Provided data —
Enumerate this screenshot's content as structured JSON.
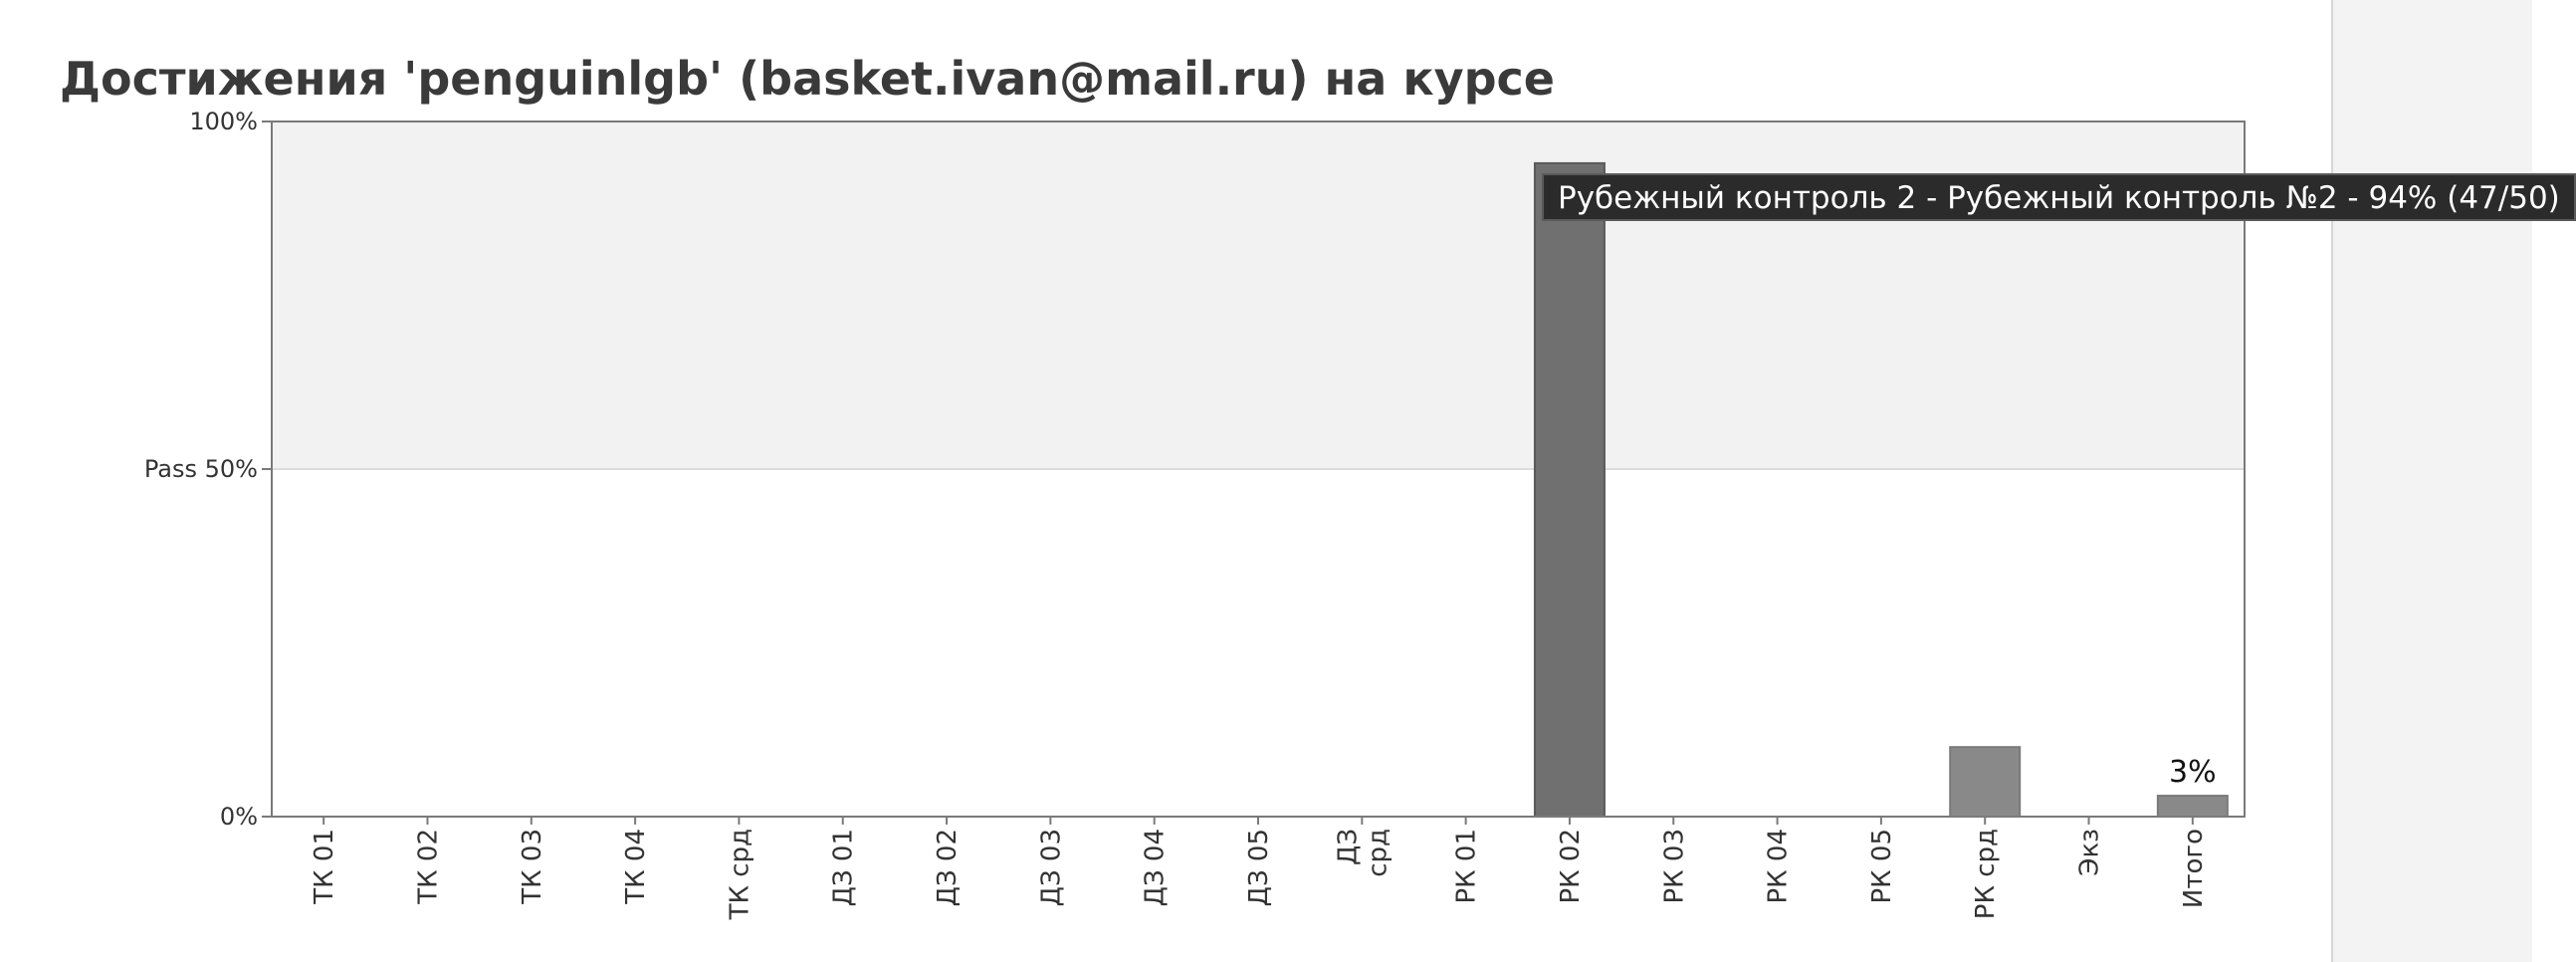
{
  "title": "Достижения 'penguinlgb' (basket.ivan@mail.ru) на курсе",
  "tooltip": "Рубежный контроль 2 - Рубежный контроль №2 - 94% (47/50)",
  "colors": {
    "bar": "#6e6e6e",
    "pass_band": "#f2f2f2",
    "axis": "#7a7a7a",
    "tooltip_bg": "#2b2b2b"
  },
  "chart_data": {
    "type": "bar",
    "title": "",
    "xlabel": "",
    "ylabel": "",
    "ylim": [
      0,
      100
    ],
    "unit": "%",
    "yticks": [
      {
        "value": 0,
        "label": "0%"
      },
      {
        "value": 50,
        "label": "Pass 50%"
      },
      {
        "value": 100,
        "label": "100%"
      }
    ],
    "pass_threshold": 50,
    "categories": [
      "ТК 01",
      "ТК 02",
      "ТК 03",
      "ТК 04",
      "ТК срд",
      "ДЗ 01",
      "ДЗ 02",
      "ДЗ 03",
      "ДЗ 04",
      "ДЗ 05",
      "ДЗ срд",
      "РК 01",
      "РК 02",
      "РК 03",
      "РК 04",
      "РК 05",
      "РК срд",
      "Экз",
      "Итого"
    ],
    "values": [
      0,
      0,
      0,
      0,
      0,
      0,
      0,
      0,
      0,
      0,
      0,
      0,
      94,
      0,
      0,
      0,
      10,
      0,
      3
    ],
    "data_labels": [
      {
        "category": "Итого",
        "text": "3%"
      }
    ],
    "highlighted": "РК 02",
    "grid": false
  }
}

What to produce — The pictures should not be reproduced; quote all of the other material exactly.

Task result —
Enumerate this screenshot's content as structured JSON.
{
  "title": "Достижения 'penguinlgb' (basket.ivan@mail.ru) на курсе",
  "tooltip": "Рубежный контроль 2 - Рубежный контроль №2 - 94% (47/50)",
  "colors": {
    "bar": "#6e6e6e",
    "pass_band": "#f2f2f2",
    "axis": "#7a7a7a",
    "tooltip_bg": "#2b2b2b"
  },
  "chart_data": {
    "type": "bar",
    "title": "",
    "xlabel": "",
    "ylabel": "",
    "ylim": [
      0,
      100
    ],
    "unit": "%",
    "yticks": [
      {
        "value": 0,
        "label": "0%"
      },
      {
        "value": 50,
        "label": "Pass 50%"
      },
      {
        "value": 100,
        "label": "100%"
      }
    ],
    "pass_threshold": 50,
    "categories": [
      "ТК 01",
      "ТК 02",
      "ТК 03",
      "ТК 04",
      "ТК срд",
      "ДЗ 01",
      "ДЗ 02",
      "ДЗ 03",
      "ДЗ 04",
      "ДЗ 05",
      "ДЗ срд",
      "РК 01",
      "РК 02",
      "РК 03",
      "РК 04",
      "РК 05",
      "РК срд",
      "Экз",
      "Итого"
    ],
    "values": [
      0,
      0,
      0,
      0,
      0,
      0,
      0,
      0,
      0,
      0,
      0,
      0,
      94,
      0,
      0,
      0,
      10,
      0,
      3
    ],
    "data_labels": [
      {
        "category": "Итого",
        "text": "3%"
      }
    ],
    "highlighted": "РК 02",
    "grid": false
  }
}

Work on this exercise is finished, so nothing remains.